→ **DATA EXTRACT**:
-- BEGIN --

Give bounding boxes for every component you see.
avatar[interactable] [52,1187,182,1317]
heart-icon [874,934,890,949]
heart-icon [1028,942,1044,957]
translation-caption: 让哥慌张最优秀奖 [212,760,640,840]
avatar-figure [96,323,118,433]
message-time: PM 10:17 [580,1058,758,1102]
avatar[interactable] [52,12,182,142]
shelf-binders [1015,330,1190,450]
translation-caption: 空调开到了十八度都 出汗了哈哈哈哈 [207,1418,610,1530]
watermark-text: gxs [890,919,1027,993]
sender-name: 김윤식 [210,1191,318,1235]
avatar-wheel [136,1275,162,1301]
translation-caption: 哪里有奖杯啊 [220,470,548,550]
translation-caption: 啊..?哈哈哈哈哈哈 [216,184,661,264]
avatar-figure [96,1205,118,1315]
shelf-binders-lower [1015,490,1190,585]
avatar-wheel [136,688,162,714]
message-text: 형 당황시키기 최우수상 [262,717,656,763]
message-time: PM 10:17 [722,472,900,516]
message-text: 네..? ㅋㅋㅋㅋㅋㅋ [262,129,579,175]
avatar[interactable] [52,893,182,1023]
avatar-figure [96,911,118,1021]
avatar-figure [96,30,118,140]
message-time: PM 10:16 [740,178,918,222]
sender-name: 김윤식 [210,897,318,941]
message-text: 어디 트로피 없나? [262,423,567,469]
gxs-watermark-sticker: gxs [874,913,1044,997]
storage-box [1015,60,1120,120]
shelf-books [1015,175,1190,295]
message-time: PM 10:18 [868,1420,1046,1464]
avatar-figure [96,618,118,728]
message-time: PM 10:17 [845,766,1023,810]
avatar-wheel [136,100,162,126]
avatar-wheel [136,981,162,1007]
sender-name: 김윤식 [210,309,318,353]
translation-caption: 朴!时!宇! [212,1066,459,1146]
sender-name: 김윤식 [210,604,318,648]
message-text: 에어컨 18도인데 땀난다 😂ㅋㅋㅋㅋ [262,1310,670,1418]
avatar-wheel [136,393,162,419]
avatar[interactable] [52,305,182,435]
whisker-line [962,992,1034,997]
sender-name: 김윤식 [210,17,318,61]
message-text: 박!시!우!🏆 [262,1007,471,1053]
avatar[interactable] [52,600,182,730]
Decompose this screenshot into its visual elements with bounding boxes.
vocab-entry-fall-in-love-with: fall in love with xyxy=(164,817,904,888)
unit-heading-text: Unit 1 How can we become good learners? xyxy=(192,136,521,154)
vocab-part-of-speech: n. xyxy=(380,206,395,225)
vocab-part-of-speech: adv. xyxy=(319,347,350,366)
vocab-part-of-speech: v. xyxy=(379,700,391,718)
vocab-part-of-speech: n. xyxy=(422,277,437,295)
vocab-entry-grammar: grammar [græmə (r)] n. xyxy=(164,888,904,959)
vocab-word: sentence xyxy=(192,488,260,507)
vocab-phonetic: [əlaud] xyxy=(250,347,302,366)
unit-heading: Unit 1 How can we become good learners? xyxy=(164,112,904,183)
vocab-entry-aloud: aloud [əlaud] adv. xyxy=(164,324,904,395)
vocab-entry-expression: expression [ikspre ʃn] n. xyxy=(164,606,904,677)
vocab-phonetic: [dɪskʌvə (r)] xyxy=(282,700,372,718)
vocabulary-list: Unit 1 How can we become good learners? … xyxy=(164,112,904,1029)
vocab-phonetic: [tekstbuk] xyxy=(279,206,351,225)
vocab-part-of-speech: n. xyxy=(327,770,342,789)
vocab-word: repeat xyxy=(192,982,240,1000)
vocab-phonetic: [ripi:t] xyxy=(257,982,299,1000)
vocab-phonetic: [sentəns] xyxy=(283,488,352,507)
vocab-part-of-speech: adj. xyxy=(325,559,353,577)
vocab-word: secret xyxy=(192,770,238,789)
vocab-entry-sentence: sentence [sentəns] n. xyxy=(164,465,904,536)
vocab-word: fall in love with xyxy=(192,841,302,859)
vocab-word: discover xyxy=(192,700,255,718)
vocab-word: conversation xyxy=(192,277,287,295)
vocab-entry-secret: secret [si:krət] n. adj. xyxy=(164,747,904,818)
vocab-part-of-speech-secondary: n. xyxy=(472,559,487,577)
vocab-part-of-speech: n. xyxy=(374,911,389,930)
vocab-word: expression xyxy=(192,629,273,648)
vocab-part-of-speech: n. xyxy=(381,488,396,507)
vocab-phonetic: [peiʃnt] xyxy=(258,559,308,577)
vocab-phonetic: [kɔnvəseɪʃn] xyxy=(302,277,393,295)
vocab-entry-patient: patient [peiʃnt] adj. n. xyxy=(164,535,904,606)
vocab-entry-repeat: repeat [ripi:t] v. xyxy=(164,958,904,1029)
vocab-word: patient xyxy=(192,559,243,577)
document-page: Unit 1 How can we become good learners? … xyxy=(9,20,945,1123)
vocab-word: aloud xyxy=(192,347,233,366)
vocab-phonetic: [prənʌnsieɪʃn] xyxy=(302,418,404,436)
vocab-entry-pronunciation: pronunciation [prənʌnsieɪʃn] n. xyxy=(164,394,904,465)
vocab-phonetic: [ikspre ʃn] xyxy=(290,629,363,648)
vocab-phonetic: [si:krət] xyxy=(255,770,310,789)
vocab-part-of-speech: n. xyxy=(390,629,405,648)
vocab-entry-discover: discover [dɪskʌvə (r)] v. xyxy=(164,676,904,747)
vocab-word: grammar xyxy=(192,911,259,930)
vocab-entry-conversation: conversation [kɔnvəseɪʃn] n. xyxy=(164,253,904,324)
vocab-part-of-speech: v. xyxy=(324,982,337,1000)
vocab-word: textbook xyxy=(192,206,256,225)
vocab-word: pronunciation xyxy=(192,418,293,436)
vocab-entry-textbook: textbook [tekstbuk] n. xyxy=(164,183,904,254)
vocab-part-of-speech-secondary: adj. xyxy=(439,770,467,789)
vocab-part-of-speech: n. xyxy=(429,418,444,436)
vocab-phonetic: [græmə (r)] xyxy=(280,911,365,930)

-- END --

→ **STATED GOAL**:
Copy out every line of the entries above again, with the same characters, spacing and order and no changes.

→ **TASK SOLUTION**:
Give bounding boxes for every component you see.
avatar[interactable] [52,1187,182,1317]
heart-icon [874,934,890,949]
heart-icon [1028,942,1044,957]
translation-caption: 让哥慌张最优秀奖 [212,760,640,840]
avatar-figure [96,323,118,433]
message-time: PM 10:17 [580,1058,758,1102]
avatar[interactable] [52,12,182,142]
shelf-binders [1015,330,1190,450]
translation-caption: 空调开到了十八度都 出汗了哈哈哈哈 [207,1418,610,1530]
watermark-text: gxs [890,919,1027,993]
sender-name: 김윤식 [210,1191,318,1235]
avatar-wheel [136,1275,162,1301]
translation-caption: 哪里有奖杯啊 [220,470,548,550]
translation-caption: 啊..?哈哈哈哈哈哈 [216,184,661,264]
avatar-figure [96,1205,118,1315]
shelf-binders-lower [1015,490,1190,585]
avatar-wheel [136,688,162,714]
message-text: 형 당황시키기 최우수상 [262,717,656,763]
message-time: PM 10:17 [722,472,900,516]
message-text: 네..? ㅋㅋㅋㅋㅋㅋ [262,129,579,175]
avatar[interactable] [52,893,182,1023]
avatar-figure [96,911,118,1021]
avatar-figure [96,30,118,140]
message-time: PM 10:16 [740,178,918,222]
sender-name: 김윤식 [210,897,318,941]
message-text: 어디 트로피 없나? [262,423,567,469]
gxs-watermark-sticker: gxs [874,913,1044,997]
storage-box [1015,60,1120,120]
shelf-books [1015,175,1190,295]
message-time: PM 10:18 [868,1420,1046,1464]
avatar-figure [96,618,118,728]
message-time: PM 10:17 [845,766,1023,810]
avatar-wheel [136,100,162,126]
avatar-wheel [136,981,162,1007]
sender-name: 김윤식 [210,309,318,353]
translation-caption: 朴!时!宇! [212,1066,459,1146]
sender-name: 김윤식 [210,604,318,648]
message-text: 에어컨 18도인데 땀난다 😂ㅋㅋㅋㅋ [262,1310,670,1418]
avatar-wheel [136,393,162,419]
avatar[interactable] [52,305,182,435]
whisker-line [962,992,1034,997]
sender-name: 김윤식 [210,17,318,61]
message-text: 박!시!우!🏆 [262,1007,471,1053]
avatar[interactable] [52,600,182,730]
Decompose this screenshot into its visual elements with bounding boxes.
vocab-entry-fall-in-love-with: fall in love with xyxy=(164,817,904,888)
unit-heading-text: Unit 1 How can we become good learners? xyxy=(192,136,521,154)
vocab-part-of-speech: n. xyxy=(380,206,395,225)
vocab-part-of-speech: adv. xyxy=(319,347,350,366)
vocab-part-of-speech: v. xyxy=(379,700,391,718)
vocab-part-of-speech: n. xyxy=(422,277,437,295)
vocab-entry-grammar: grammar [græmə (r)] n. xyxy=(164,888,904,959)
vocab-word: sentence xyxy=(192,488,260,507)
vocab-phonetic: [əlaud] xyxy=(250,347,302,366)
unit-heading: Unit 1 How can we become good learners? xyxy=(164,112,904,183)
vocab-entry-aloud: aloud [əlaud] adv. xyxy=(164,324,904,395)
vocab-entry-expression: expression [ikspre ʃn] n. xyxy=(164,606,904,677)
vocab-phonetic: [dɪskʌvə (r)] xyxy=(282,700,372,718)
vocabulary-list: Unit 1 How can we become good learners? … xyxy=(164,112,904,1029)
vocab-phonetic: [tekstbuk] xyxy=(279,206,351,225)
vocab-part-of-speech: n. xyxy=(327,770,342,789)
vocab-word: repeat xyxy=(192,982,240,1000)
vocab-phonetic: [ripi:t] xyxy=(257,982,299,1000)
vocab-phonetic: [sentəns] xyxy=(283,488,352,507)
vocab-part-of-speech: adj. xyxy=(325,559,353,577)
vocab-word: secret xyxy=(192,770,238,789)
vocab-entry-sentence: sentence [sentəns] n. xyxy=(164,465,904,536)
vocab-word: fall in love with xyxy=(192,841,302,859)
vocab-word: discover xyxy=(192,700,255,718)
vocab-word: conversation xyxy=(192,277,287,295)
vocab-entry-secret: secret [si:krət] n. adj. xyxy=(164,747,904,818)
vocab-part-of-speech-secondary: n. xyxy=(472,559,487,577)
vocab-part-of-speech: n. xyxy=(374,911,389,930)
vocab-word: expression xyxy=(192,629,273,648)
vocab-part-of-speech: n. xyxy=(381,488,396,507)
vocab-phonetic: [peiʃnt] xyxy=(258,559,308,577)
vocab-phonetic: [kɔnvəseɪʃn] xyxy=(302,277,393,295)
vocab-entry-patient: patient [peiʃnt] adj. n. xyxy=(164,535,904,606)
vocab-entry-repeat: repeat [ripi:t] v. xyxy=(164,958,904,1029)
vocab-word: patient xyxy=(192,559,243,577)
document-page: Unit 1 How can we become good learners? … xyxy=(9,20,945,1123)
vocab-word: aloud xyxy=(192,347,233,366)
vocab-phonetic: [prənʌnsieɪʃn] xyxy=(302,418,404,436)
vocab-entry-pronunciation: pronunciation [prənʌnsieɪʃn] n. xyxy=(164,394,904,465)
vocab-phonetic: [ikspre ʃn] xyxy=(290,629,363,648)
vocab-phonetic: [si:krət] xyxy=(255,770,310,789)
vocab-part-of-speech: n. xyxy=(390,629,405,648)
vocab-entry-discover: discover [dɪskʌvə (r)] v. xyxy=(164,676,904,747)
vocab-word: grammar xyxy=(192,911,259,930)
vocab-entry-conversation: conversation [kɔnvəseɪʃn] n. xyxy=(164,253,904,324)
vocab-part-of-speech: v. xyxy=(324,982,337,1000)
vocab-word: textbook xyxy=(192,206,256,225)
vocab-word: pronunciation xyxy=(192,418,293,436)
vocab-entry-textbook: textbook [tekstbuk] n. xyxy=(164,183,904,254)
vocab-part-of-speech-secondary: adj. xyxy=(439,770,467,789)
vocab-part-of-speech: n. xyxy=(429,418,444,436)
vocab-phonetic: [græmə (r)] xyxy=(280,911,365,930)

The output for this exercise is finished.